STORED ROWS:
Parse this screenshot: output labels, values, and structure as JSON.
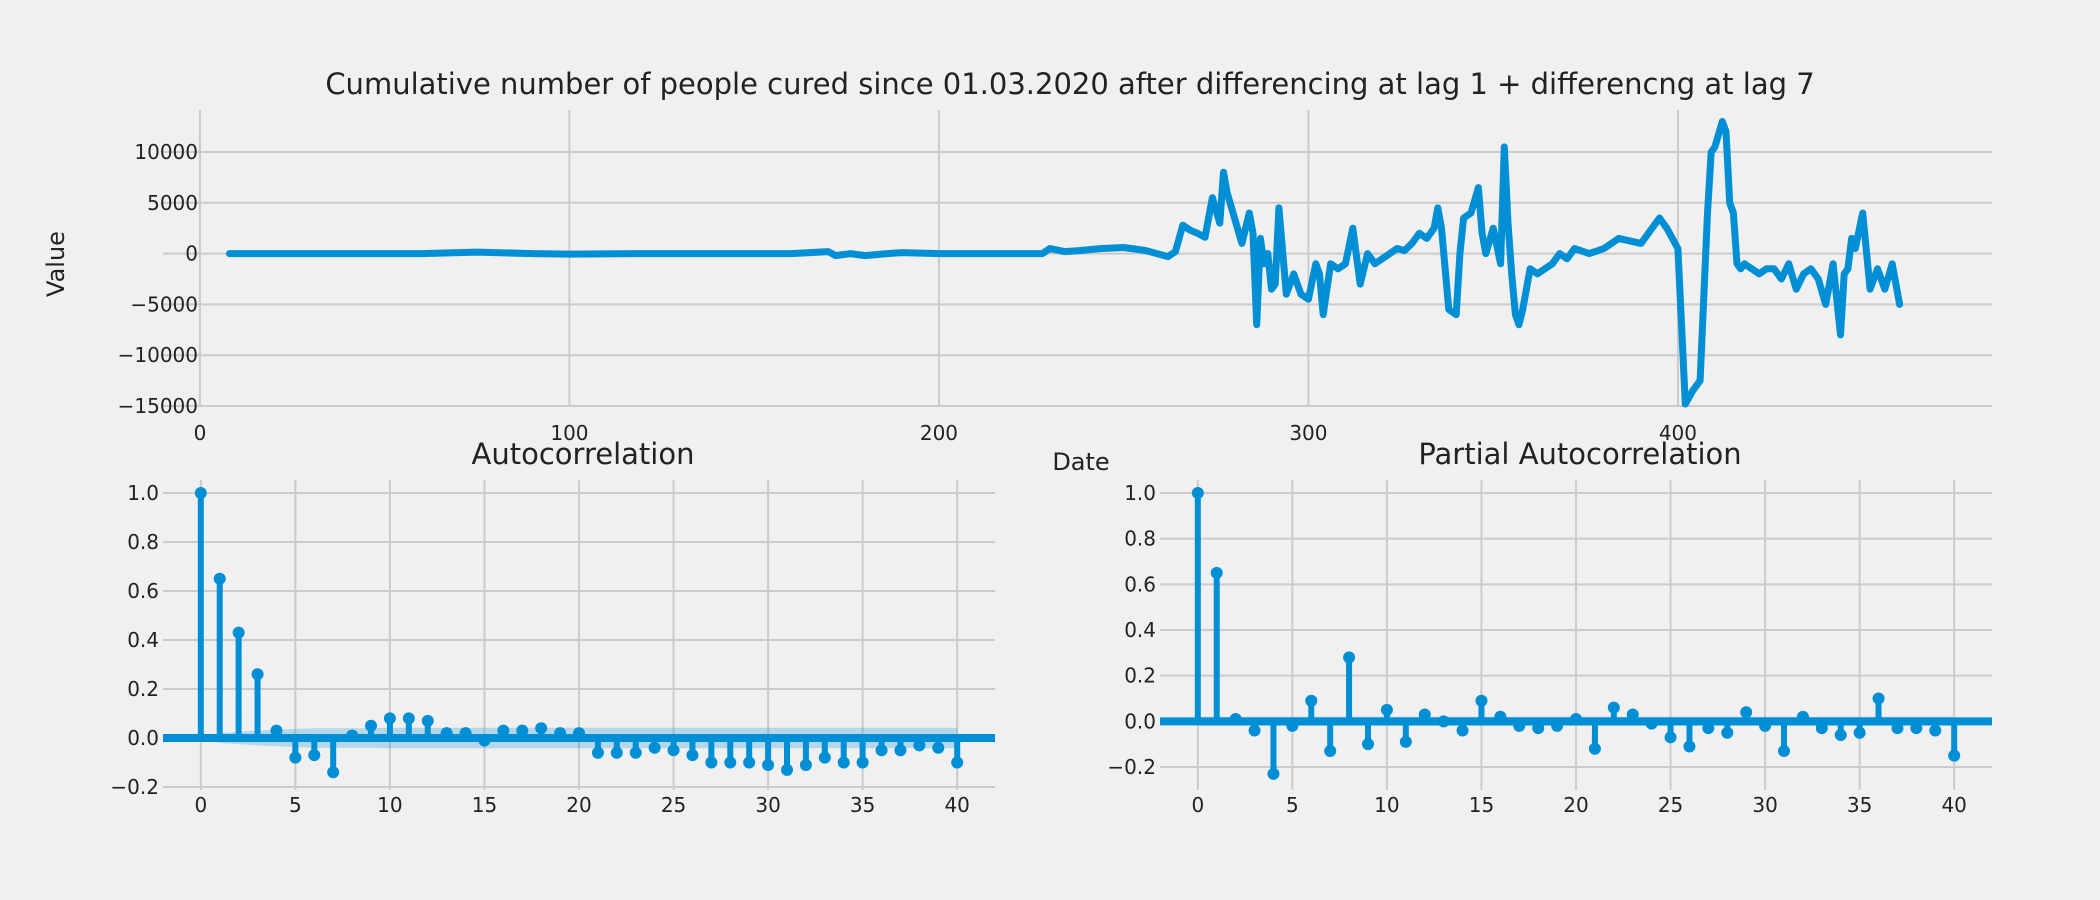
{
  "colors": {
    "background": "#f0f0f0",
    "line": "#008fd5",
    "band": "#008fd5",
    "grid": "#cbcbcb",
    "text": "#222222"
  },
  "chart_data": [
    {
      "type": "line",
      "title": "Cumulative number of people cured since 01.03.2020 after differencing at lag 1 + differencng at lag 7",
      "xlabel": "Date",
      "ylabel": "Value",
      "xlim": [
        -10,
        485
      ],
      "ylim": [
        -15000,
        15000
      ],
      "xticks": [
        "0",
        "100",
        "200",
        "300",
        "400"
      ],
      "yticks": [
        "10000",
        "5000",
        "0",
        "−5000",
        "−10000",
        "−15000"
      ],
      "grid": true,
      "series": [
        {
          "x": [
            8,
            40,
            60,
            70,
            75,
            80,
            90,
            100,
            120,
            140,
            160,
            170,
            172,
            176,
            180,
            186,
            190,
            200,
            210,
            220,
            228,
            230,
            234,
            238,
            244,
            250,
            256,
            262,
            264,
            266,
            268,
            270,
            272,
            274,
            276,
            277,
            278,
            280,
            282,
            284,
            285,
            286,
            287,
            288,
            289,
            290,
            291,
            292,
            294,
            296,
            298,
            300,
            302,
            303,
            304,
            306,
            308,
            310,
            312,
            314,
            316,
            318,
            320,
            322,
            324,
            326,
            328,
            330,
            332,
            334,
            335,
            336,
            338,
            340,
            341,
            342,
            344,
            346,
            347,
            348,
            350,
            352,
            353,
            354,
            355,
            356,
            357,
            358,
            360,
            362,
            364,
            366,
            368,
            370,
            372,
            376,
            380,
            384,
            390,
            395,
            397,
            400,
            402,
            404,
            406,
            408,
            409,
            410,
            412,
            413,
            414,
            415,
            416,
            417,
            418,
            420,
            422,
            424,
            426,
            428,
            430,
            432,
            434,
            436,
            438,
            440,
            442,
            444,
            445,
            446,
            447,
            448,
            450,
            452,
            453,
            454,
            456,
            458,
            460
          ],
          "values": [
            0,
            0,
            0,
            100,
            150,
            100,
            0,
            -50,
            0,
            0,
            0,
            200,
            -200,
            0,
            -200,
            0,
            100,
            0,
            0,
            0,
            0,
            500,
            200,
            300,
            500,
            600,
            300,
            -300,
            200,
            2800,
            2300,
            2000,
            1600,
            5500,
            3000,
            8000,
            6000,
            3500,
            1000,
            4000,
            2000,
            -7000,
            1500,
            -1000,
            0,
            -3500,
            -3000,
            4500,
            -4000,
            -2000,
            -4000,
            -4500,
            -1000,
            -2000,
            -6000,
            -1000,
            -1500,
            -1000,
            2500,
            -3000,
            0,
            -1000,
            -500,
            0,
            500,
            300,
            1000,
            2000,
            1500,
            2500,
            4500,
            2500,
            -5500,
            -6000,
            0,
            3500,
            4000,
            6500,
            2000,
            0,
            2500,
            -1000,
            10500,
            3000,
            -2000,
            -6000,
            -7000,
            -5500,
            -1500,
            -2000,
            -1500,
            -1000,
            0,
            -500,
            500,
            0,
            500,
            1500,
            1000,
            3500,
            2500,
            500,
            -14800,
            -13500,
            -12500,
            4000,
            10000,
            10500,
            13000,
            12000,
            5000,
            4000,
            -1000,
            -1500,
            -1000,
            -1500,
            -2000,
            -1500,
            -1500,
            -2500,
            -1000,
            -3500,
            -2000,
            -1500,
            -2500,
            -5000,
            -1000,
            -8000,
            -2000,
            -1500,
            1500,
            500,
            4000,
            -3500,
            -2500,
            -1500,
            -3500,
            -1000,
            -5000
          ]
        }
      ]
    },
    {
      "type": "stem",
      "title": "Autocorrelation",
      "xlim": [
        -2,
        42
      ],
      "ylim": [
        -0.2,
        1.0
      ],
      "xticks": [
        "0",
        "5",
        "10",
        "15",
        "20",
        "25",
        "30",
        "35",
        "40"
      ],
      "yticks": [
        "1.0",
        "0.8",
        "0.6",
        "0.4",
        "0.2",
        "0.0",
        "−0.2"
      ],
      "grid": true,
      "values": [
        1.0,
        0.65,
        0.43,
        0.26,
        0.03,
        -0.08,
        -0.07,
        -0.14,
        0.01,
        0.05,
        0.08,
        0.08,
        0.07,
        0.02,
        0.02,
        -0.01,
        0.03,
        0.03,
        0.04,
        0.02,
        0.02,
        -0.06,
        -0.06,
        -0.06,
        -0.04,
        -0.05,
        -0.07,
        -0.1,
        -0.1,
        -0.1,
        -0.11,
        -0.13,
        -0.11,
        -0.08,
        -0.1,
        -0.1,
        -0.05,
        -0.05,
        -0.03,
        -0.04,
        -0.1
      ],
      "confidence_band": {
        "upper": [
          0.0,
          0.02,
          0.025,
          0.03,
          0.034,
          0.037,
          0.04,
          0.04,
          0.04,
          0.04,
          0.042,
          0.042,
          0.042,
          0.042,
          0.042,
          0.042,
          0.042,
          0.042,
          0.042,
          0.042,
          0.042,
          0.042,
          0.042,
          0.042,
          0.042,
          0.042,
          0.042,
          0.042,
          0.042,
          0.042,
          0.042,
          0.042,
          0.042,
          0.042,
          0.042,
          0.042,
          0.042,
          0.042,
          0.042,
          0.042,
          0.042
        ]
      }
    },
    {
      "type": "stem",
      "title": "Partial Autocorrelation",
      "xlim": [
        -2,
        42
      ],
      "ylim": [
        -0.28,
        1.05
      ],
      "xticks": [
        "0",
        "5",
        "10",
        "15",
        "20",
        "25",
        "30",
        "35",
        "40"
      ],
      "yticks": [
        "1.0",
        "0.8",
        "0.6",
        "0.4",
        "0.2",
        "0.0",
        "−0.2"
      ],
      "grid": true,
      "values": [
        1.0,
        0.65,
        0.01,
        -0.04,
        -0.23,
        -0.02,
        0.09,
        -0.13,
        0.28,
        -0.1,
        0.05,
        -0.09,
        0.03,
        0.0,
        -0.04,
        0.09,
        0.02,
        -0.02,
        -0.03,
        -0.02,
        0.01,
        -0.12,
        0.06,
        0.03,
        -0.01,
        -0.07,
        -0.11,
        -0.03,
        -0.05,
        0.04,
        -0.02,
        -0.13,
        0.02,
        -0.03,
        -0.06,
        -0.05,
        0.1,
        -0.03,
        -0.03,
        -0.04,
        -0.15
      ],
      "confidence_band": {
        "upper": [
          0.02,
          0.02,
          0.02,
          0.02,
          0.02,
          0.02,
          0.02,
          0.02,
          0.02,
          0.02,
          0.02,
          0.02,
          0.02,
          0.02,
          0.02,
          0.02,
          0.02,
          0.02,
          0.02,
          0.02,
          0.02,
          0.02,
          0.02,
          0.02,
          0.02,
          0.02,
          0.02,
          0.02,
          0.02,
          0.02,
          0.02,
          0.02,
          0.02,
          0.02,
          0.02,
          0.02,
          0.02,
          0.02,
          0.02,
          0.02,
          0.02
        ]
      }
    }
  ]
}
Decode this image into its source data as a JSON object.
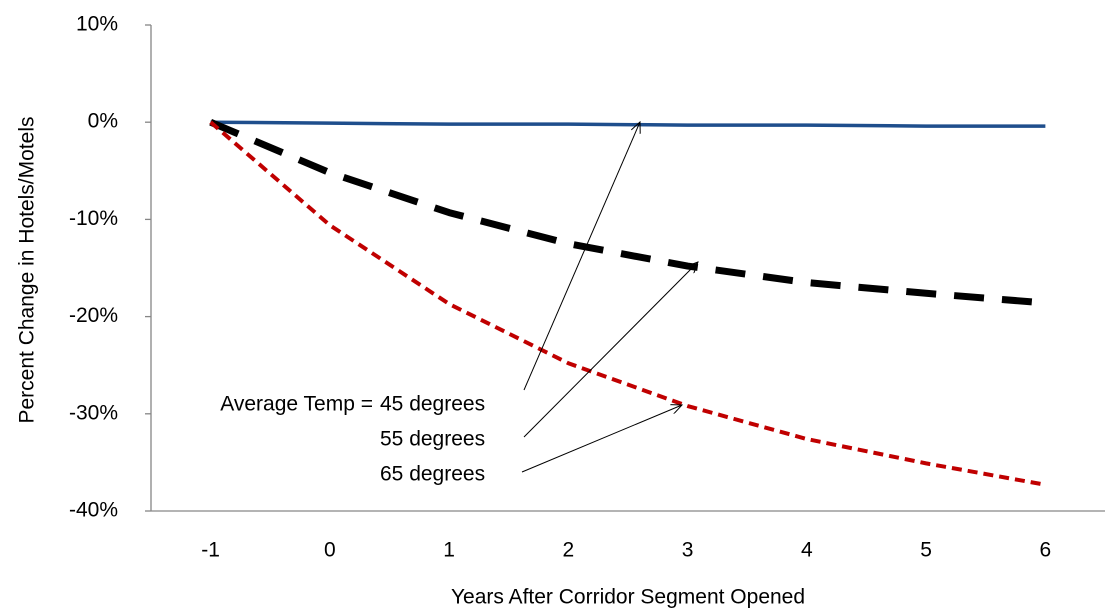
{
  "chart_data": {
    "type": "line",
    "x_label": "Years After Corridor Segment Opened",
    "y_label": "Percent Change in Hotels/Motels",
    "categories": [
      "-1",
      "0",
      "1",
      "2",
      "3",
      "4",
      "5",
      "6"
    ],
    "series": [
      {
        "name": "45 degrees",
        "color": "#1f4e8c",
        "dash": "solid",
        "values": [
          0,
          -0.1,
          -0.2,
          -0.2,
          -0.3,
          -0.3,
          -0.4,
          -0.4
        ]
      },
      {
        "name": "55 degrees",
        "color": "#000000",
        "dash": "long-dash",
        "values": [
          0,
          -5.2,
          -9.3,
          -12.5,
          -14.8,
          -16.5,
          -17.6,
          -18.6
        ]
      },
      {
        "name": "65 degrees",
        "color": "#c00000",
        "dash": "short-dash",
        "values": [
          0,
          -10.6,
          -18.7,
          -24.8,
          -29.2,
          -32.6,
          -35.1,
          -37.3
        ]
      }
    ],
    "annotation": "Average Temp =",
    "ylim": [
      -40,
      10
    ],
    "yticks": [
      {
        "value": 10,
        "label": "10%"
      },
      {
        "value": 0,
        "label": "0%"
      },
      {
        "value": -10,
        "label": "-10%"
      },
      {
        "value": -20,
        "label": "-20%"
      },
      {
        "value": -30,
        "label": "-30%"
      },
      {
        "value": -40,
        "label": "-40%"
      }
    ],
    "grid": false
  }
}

SET EXERCISE: Copy each line of the records that contains the word "Autocorrelation".

COMPLETED TASK:
      "title": "Autocorrelation",
      "title": "Partial Autocorrelation",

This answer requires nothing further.